Your instructions.
Pick out every line with the word "probability" and copy it.

Some records
——

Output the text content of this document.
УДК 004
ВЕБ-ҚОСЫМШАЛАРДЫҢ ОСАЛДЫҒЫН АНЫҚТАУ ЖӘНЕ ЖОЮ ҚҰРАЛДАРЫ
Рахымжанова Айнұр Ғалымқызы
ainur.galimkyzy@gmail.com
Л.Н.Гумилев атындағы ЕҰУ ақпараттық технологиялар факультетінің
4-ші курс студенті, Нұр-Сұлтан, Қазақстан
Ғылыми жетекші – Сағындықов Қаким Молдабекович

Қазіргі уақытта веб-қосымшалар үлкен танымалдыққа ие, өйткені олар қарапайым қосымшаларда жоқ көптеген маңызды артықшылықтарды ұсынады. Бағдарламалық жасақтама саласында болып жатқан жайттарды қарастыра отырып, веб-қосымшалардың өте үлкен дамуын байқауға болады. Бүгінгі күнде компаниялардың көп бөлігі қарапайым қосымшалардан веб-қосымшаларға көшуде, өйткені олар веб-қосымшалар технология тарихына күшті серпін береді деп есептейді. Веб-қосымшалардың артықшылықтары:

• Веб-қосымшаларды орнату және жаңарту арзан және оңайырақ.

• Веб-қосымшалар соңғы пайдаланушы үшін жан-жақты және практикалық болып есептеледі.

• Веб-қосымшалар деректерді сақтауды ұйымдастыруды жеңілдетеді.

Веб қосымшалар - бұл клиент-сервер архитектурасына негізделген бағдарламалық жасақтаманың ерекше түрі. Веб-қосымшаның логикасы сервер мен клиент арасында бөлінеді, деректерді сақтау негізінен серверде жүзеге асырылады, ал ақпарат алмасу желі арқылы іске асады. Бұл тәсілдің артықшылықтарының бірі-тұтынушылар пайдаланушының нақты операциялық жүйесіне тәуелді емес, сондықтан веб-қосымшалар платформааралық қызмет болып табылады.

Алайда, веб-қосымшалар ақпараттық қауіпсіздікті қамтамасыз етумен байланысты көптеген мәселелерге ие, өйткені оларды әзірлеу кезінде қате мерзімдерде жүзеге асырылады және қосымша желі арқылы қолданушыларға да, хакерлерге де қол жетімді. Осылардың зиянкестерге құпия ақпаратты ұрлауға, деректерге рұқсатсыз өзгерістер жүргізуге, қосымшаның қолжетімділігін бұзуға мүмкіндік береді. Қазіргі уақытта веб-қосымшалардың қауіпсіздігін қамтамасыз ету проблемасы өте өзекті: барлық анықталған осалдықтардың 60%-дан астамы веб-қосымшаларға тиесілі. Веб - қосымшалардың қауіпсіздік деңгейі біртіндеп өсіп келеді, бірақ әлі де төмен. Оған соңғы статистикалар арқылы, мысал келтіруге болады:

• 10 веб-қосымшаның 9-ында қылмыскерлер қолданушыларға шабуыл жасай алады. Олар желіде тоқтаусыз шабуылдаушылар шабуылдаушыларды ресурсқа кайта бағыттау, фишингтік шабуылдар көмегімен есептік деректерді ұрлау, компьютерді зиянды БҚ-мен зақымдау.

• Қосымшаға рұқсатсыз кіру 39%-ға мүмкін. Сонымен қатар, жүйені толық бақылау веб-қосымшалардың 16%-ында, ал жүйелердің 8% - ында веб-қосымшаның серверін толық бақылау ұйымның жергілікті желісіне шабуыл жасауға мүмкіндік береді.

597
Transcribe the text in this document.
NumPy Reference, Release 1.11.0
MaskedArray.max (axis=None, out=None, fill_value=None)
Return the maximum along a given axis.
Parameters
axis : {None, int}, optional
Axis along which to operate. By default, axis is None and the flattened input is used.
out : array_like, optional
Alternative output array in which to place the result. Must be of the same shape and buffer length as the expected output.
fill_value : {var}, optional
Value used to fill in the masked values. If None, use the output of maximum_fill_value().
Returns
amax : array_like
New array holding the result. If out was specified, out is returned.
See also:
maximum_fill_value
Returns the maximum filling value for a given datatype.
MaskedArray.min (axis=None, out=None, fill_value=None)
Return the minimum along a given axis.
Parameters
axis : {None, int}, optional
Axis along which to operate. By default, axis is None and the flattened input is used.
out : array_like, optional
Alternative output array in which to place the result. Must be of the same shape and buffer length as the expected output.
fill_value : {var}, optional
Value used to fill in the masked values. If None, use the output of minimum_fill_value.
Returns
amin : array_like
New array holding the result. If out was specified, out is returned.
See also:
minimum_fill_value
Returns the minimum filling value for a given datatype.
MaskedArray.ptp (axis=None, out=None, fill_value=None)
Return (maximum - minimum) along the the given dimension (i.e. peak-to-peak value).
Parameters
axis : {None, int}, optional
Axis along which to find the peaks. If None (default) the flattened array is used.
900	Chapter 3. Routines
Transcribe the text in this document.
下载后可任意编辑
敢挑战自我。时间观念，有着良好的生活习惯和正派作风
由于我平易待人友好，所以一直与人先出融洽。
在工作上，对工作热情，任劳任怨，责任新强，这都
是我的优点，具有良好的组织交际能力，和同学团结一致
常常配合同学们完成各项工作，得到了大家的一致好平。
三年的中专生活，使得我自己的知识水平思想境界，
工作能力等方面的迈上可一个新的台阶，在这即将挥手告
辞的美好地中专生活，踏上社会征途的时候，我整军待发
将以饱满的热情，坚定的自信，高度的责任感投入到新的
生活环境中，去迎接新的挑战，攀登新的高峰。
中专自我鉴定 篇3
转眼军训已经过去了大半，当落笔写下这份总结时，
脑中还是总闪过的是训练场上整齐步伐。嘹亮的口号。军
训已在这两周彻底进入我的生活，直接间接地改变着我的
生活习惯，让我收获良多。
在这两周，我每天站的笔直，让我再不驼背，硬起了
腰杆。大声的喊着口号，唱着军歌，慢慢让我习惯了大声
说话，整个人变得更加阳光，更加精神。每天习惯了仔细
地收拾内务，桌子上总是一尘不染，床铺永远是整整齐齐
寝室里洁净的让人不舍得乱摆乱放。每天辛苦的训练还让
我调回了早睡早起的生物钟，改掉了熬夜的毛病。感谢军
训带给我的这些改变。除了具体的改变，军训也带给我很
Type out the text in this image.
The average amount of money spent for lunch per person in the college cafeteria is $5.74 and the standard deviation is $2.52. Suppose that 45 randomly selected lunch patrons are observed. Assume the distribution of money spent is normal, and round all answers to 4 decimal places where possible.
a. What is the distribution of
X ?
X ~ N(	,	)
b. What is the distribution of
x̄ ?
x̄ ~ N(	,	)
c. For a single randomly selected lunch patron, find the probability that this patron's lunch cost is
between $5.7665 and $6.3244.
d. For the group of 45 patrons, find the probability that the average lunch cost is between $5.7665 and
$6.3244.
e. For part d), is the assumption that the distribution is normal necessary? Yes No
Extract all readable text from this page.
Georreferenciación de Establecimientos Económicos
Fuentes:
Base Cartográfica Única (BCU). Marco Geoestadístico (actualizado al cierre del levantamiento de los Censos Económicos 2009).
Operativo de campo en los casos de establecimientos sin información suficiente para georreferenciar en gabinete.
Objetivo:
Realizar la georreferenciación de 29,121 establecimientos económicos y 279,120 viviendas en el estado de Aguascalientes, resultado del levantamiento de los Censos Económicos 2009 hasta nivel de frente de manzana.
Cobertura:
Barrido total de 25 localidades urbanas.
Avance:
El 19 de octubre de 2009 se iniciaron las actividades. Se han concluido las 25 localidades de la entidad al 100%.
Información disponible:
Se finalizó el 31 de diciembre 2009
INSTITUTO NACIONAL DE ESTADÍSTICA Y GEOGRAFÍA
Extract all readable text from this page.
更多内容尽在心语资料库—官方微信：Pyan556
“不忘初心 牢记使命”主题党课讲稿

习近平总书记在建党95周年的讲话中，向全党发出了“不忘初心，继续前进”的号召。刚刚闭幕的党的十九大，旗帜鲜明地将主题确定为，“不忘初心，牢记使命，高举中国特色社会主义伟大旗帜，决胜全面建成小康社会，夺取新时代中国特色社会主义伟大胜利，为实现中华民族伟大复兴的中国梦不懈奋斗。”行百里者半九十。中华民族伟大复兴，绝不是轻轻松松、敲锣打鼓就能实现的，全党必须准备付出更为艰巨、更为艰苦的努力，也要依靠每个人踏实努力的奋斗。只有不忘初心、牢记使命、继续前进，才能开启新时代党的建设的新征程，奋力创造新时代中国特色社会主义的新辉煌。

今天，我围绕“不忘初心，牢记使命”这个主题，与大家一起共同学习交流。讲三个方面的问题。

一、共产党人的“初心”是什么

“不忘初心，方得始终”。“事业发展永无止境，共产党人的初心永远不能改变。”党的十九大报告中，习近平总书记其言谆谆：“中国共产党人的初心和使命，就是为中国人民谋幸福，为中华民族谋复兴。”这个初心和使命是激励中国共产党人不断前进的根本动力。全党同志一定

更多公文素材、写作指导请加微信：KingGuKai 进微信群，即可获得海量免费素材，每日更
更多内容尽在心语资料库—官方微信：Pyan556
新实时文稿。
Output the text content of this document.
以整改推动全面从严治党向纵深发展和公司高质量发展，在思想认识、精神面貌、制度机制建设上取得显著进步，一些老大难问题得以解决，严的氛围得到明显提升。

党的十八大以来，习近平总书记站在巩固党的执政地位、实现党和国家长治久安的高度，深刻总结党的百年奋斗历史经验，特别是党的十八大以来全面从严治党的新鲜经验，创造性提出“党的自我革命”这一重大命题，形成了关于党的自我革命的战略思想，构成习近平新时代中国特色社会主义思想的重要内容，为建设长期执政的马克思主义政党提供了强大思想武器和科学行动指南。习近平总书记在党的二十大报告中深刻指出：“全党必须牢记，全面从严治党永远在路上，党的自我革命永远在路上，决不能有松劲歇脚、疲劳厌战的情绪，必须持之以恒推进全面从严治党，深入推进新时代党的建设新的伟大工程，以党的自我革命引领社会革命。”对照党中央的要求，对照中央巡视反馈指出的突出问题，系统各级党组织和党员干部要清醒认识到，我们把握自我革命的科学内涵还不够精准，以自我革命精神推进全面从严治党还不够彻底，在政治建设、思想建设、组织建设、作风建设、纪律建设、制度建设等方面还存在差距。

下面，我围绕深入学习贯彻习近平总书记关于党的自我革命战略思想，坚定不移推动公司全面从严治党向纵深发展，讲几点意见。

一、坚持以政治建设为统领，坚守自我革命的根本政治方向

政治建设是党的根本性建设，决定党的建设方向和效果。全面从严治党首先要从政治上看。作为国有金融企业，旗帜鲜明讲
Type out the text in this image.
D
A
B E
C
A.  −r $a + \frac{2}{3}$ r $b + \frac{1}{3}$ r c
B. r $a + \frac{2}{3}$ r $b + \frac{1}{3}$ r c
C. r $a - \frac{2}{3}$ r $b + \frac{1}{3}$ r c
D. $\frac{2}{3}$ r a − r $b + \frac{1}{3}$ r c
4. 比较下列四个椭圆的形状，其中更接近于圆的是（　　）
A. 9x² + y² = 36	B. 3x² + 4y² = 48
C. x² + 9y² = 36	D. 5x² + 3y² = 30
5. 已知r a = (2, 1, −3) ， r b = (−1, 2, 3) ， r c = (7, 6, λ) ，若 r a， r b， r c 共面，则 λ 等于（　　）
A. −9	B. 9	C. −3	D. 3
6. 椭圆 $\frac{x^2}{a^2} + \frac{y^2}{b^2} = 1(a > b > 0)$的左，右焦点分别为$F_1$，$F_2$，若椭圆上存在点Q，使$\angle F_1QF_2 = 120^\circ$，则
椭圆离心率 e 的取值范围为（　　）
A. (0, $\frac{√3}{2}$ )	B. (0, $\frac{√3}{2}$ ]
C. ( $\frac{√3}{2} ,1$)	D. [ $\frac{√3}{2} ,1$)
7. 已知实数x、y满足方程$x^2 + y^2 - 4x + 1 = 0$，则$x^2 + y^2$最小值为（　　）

——

Exercise result.
c. For a single randomly selected lunch patron, find the probability that this patron's lunch cost is
d. For the group of 45 patrons, find the probability that the average lunch cost is between $5.7665 and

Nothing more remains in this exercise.